Exercise prompt »
Repeat word for word the passage from the post on radiation from accelerating charges that opens with the words containing "# Pardoxical property" and closes with "resolve this paradox?".

Page excerpt »
::::::::

# Pardoxical property of electromagnetic radiation from accelerating charges

The total power radiated from an accelerating charge depends on the magnitude of it's acceleration, and is proportional to the square of the accelaration. But there is a certain problem with the definition of such an effect. Because than one is unable to figure out how the charged particle began to move . Suppose for example that we activate an external electic field on a charged particle at rest. The amount of work per time the field is doing on a particle is qEv, where v is the component of velocity parallel to the field. But at the begining, v = 0, so for any supposed initial acceleration of the particle we get a violation of the principle of conservation of energy since the the field did zero work while the charge radiated a finite amount of energy.

So how to resolve this paradox?

::::::::

Supplied records »

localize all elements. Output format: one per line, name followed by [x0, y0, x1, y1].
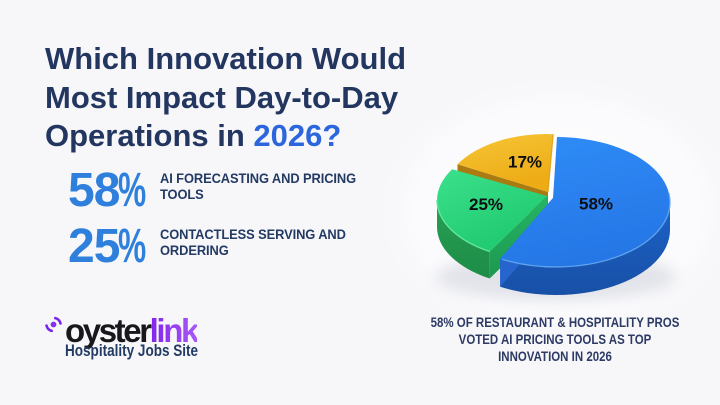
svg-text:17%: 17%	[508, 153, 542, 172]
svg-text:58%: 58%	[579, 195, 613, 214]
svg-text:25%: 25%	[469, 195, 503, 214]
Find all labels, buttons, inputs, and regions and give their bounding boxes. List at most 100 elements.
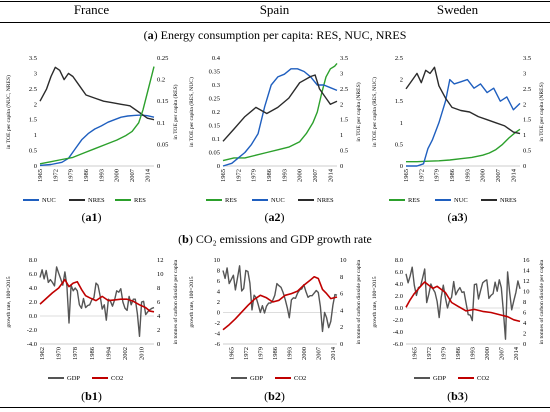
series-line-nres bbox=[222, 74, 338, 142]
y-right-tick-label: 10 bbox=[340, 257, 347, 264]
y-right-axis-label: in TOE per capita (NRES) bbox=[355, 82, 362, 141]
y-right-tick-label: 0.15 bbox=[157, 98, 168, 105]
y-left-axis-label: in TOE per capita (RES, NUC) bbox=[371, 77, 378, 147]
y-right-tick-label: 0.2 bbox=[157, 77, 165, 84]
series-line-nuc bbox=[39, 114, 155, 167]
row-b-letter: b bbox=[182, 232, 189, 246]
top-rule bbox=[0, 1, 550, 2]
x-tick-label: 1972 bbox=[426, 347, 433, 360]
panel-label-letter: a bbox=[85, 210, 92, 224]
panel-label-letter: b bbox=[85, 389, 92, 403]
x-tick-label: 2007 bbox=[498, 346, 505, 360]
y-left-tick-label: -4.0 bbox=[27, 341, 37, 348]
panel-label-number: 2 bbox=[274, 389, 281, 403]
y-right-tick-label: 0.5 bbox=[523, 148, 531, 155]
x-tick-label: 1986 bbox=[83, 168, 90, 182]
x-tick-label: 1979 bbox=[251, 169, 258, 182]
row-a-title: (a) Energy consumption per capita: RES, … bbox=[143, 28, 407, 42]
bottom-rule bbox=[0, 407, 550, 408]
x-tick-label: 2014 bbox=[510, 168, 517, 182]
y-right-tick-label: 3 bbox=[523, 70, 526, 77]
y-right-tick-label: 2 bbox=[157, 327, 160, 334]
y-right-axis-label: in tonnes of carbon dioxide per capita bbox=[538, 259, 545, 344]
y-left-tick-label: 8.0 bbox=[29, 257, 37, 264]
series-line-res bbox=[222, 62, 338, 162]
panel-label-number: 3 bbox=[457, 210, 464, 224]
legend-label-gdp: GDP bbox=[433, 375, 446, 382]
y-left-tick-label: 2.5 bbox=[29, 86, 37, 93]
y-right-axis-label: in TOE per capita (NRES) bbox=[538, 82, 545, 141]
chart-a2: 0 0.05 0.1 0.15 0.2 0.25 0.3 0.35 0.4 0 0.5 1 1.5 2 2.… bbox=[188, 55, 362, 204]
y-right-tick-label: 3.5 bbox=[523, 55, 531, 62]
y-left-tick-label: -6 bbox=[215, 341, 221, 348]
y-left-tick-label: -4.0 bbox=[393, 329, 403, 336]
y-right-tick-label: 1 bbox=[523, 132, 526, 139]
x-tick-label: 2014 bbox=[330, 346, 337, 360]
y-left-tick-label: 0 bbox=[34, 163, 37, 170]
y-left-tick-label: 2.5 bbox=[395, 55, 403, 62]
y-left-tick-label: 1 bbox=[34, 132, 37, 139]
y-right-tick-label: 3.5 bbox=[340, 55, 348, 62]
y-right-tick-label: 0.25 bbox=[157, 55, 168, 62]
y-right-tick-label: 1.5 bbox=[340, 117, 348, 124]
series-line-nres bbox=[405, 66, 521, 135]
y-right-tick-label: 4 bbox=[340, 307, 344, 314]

::::::::

Output of the task »
# Pardoxical property of electromagnetic radiation from accelerating charges

The total power radiated from an accelerating charge depends on the magnitude of it's acceleration, and is proportional to the square of the accelaration. But there is a certain problem with the definition of such an effect. Because than one is unable to figure out how the charged particle began to move . Suppose for example that we activate an external electic field on a charged particle at rest. The amount of work per time the field is doing on a particle is qEv, where v is the component of velocity parallel to the field. But at the begining, v = 0, so for any supposed initial acceleration of the particle we get a violation of the principle of conservation of energy since the the field did zero work while the charge radiated a finite amount of energy.

So how to resolve this paradox?